━━━━━ Given data

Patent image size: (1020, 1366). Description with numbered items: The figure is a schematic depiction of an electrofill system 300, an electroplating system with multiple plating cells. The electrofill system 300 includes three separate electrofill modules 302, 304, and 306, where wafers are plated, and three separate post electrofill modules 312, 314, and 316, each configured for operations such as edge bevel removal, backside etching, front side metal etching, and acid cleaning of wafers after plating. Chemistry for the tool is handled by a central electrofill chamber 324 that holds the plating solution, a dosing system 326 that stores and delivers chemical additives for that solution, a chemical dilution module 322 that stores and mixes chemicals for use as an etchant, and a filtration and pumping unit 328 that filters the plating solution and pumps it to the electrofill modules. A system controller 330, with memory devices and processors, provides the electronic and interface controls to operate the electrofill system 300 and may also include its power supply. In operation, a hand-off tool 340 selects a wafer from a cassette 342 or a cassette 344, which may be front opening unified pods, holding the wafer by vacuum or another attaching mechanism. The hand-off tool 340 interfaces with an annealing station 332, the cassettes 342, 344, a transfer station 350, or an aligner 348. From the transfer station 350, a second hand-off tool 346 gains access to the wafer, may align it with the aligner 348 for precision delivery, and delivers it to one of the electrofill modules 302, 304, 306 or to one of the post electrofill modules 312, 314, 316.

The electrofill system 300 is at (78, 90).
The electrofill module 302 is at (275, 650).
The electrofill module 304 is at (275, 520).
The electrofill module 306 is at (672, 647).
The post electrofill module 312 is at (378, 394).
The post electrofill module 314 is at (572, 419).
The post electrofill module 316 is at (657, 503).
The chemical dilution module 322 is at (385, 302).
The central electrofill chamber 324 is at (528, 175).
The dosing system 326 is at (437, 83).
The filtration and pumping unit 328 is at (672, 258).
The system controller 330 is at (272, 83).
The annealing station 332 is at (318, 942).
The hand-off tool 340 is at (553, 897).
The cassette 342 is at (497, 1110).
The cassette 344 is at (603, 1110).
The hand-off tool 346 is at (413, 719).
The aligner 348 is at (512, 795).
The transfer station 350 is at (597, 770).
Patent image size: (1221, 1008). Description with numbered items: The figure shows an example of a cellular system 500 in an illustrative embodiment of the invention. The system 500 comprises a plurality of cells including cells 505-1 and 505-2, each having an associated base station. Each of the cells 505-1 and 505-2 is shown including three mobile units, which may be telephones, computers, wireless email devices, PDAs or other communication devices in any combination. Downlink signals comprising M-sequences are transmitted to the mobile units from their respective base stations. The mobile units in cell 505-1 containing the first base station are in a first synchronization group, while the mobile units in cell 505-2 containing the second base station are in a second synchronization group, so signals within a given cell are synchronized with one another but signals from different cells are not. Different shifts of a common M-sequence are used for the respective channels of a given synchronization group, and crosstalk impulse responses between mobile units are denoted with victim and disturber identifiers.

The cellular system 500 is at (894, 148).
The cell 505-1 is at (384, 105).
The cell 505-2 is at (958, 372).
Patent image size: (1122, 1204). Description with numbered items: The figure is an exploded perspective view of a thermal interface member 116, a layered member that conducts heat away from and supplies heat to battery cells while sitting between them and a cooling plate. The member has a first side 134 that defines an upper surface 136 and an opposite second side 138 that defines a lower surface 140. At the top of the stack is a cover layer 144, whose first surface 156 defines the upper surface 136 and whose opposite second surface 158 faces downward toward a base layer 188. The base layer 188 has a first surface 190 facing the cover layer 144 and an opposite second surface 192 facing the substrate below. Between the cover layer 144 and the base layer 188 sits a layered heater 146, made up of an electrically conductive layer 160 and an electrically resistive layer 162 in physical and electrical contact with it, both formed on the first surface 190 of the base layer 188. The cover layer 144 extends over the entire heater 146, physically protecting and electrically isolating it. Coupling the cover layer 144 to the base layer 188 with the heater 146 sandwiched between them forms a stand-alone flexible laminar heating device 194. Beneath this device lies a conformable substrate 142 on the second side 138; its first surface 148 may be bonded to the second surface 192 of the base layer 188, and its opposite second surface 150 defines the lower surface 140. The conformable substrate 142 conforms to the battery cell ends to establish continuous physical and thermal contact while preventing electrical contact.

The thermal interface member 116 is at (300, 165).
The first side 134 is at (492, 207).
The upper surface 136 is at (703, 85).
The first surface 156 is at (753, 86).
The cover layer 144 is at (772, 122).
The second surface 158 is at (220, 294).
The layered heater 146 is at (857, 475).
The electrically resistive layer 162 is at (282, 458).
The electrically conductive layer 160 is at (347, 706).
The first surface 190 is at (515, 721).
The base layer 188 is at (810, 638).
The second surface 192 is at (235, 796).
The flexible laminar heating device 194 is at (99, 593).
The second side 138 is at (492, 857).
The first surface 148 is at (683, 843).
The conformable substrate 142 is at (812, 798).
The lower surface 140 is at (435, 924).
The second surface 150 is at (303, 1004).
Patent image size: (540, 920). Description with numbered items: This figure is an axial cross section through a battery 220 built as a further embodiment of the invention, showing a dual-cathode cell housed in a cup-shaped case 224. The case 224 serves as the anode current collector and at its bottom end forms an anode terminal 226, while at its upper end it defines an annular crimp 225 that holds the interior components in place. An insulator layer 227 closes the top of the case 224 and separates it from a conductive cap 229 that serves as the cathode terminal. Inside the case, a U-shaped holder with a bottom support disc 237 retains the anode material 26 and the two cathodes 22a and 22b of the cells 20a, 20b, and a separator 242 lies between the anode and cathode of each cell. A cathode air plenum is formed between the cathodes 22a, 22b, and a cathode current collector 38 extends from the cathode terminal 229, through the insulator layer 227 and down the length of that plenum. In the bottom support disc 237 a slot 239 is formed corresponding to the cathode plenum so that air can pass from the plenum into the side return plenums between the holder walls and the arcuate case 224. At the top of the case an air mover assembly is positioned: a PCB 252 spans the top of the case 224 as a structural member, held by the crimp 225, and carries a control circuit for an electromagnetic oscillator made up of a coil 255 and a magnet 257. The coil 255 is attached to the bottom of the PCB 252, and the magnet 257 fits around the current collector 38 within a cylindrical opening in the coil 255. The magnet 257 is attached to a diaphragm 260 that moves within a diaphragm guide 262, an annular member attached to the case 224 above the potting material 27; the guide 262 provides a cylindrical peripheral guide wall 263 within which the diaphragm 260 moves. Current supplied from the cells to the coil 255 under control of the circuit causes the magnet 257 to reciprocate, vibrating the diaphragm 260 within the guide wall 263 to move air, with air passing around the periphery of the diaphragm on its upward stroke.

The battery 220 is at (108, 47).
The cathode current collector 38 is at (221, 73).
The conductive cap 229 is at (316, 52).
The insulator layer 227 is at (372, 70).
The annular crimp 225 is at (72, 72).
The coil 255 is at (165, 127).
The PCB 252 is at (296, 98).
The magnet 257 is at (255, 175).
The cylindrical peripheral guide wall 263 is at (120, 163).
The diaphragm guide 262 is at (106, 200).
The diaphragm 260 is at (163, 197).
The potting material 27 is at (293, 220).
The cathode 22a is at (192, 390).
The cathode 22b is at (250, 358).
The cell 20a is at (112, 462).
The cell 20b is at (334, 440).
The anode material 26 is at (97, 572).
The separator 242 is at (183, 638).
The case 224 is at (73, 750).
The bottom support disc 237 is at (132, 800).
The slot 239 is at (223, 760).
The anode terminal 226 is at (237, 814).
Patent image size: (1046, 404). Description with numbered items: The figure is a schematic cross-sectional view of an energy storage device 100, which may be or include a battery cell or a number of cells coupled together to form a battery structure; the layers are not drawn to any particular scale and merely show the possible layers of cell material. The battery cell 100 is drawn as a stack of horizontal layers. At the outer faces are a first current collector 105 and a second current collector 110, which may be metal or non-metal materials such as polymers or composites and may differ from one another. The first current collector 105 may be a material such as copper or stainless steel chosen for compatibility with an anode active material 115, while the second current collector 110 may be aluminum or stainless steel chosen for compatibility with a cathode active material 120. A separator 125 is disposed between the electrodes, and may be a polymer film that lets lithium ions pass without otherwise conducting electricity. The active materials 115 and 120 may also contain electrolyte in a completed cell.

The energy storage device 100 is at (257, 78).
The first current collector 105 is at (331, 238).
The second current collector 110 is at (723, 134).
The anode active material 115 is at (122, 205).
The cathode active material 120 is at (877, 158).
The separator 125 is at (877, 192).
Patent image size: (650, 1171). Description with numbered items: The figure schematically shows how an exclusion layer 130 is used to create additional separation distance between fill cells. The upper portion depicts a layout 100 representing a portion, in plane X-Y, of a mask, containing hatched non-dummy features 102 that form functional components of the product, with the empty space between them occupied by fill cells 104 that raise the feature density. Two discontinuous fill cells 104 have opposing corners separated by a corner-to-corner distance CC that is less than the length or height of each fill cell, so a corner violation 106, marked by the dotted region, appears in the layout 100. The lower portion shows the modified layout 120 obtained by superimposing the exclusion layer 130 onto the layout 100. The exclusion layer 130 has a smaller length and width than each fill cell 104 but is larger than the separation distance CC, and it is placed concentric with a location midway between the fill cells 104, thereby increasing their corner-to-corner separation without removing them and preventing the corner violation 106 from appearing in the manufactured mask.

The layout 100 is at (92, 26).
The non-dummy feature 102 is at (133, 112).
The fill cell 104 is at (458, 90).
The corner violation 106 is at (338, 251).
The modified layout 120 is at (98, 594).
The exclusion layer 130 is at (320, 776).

━━━━━━━━━━

Work instruction: Return the lines beginning at the one that contains "Patent image size: (650, 1171)." and continuing through the last line of the data, exactly as they stand and without any others.

Output for this exercise:
Patent image size: (650, 1171). Description with numbered items: The figure schematically shows how an exclusion layer 130 is used to create additional separation distance between fill cells. The upper portion depicts a layout 100 representing a portion, in plane X-Y, of a mask, containing hatched non-dummy features 102 that form functional components of the product, with the empty space between them occupied by fill cells 104 that raise the feature density. Two discontinuous fill cells 104 have opposing corners separated by a corner-to-corner distance CC that is less than the length or height of each fill cell, so a corner violation 106, marked by the dotted region, appears in the layout 100. The lower portion shows the modified layout 120 obtained by superimposing the exclusion layer 130 onto the layout 100. The exclusion layer 130 has a smaller length and width than each fill cell 104 but is larger than the separation distance CC, and it is placed concentric with a location midway between the fill cells 104, thereby increasing their corner-to-corner separation without removing them and preventing the corner violation 106 from appearing in the manufactured mask.

The layout 100 is at (92, 26).
The non-dummy feature 102 is at (133, 112).
The fill cell 104 is at (458, 90).
The corner violation 106 is at (338, 251).
The modified layout 120 is at (98, 594).
The exclusion layer 130 is at (320, 776).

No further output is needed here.